WRITTEN REQUEST:
Will you print the material below without altering a single character?

MATERIALS PROVIDED:
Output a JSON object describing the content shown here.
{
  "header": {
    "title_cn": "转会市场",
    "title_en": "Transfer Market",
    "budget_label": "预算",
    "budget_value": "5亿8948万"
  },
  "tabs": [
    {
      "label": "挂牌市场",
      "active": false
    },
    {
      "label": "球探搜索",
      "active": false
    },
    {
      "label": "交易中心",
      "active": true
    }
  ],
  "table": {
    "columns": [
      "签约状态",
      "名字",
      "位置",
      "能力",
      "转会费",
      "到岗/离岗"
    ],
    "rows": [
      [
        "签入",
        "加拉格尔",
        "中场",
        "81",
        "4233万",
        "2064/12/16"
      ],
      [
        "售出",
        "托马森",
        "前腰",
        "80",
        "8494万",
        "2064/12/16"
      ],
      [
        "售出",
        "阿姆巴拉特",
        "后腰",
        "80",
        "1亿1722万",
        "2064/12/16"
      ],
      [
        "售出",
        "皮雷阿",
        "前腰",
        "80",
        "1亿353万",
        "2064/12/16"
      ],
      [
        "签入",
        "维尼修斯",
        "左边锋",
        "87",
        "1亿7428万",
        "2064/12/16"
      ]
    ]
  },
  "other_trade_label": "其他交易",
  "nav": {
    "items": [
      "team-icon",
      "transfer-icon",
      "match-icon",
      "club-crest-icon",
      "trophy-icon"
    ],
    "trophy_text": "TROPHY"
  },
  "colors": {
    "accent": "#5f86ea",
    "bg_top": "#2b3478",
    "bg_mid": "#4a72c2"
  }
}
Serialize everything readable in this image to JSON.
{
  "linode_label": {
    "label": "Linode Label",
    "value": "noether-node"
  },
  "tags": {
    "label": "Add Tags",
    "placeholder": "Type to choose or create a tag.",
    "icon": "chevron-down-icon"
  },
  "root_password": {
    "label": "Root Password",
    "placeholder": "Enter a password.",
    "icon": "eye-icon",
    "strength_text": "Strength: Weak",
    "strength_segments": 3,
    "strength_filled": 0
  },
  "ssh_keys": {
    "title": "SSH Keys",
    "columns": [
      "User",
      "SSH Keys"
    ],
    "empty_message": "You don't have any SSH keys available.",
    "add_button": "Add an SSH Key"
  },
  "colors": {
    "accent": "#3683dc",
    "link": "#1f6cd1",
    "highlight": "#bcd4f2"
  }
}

REPLY:
Output a JSON object describing the content shown here.
{
  "header": {
    "title_cn": "转会市场",
    "title_en": "Transfer Market",
    "budget_label": "预算",
    "budget_value": "5亿8948万"
  },
  "tabs": [
    {
      "label": "挂牌市场",
      "active": false
    },
    {
      "label": "球探搜索",
      "active": false
    },
    {
      "label": "交易中心",
      "active": true
    }
  ],
  "table": {
    "columns": [
      "签约状态",
      "名字",
      "位置",
      "能力",
      "转会费",
      "到岗/离岗"
    ],
    "rows": [
      [
        "签入",
        "加拉格尔",
        "中场",
        "81",
        "4233万",
        "2064/12/16"
      ],
      [
        "售出",
        "托马森",
        "前腰",
        "80",
        "8494万",
        "2064/12/16"
      ],
      [
        "售出",
        "阿姆巴拉特",
        "后腰",
        "80",
        "1亿1722万",
        "2064/12/16"
      ],
      [
        "售出",
        "皮雷阿",
        "前腰",
        "80",
        "1亿353万",
        "2064/12/16"
      ],
      [
        "签入",
        "维尼修斯",
        "左边锋",
        "87",
        "1亿7428万",
        "2064/12/16"
      ]
    ]
  },
  "other_trade_label": "其他交易",
  "nav": {
    "items": [
      "team-icon",
      "transfer-icon",
      "match-icon",
      "club-crest-icon",
      "trophy-icon"
    ],
    "trophy_text": "TROPHY"
  },
  "colors": {
    "accent": "#5f86ea",
    "bg_top": "#2b3478",
    "bg_mid": "#4a72c2"
  }
}
Serialize everything readable in this image to JSON.
{
  "linode_label": {
    "label": "Linode Label",
    "value": "noether-node"
  },
  "tags": {
    "label": "Add Tags",
    "placeholder": "Type to choose or create a tag.",
    "icon": "chevron-down-icon"
  },
  "root_password": {
    "label": "Root Password",
    "placeholder": "Enter a password.",
    "icon": "eye-icon",
    "strength_text": "Strength: Weak",
    "strength_segments": 3,
    "strength_filled": 0
  },
  "ssh_keys": {
    "title": "SSH Keys",
    "columns": [
      "User",
      "SSH Keys"
    ],
    "empty_message": "You don't have any SSH keys available.",
    "add_button": "Add an SSH Key"
  },
  "colors": {
    "accent": "#3683dc",
    "link": "#1f6cd1",
    "highlight": "#bcd4f2"
  }
}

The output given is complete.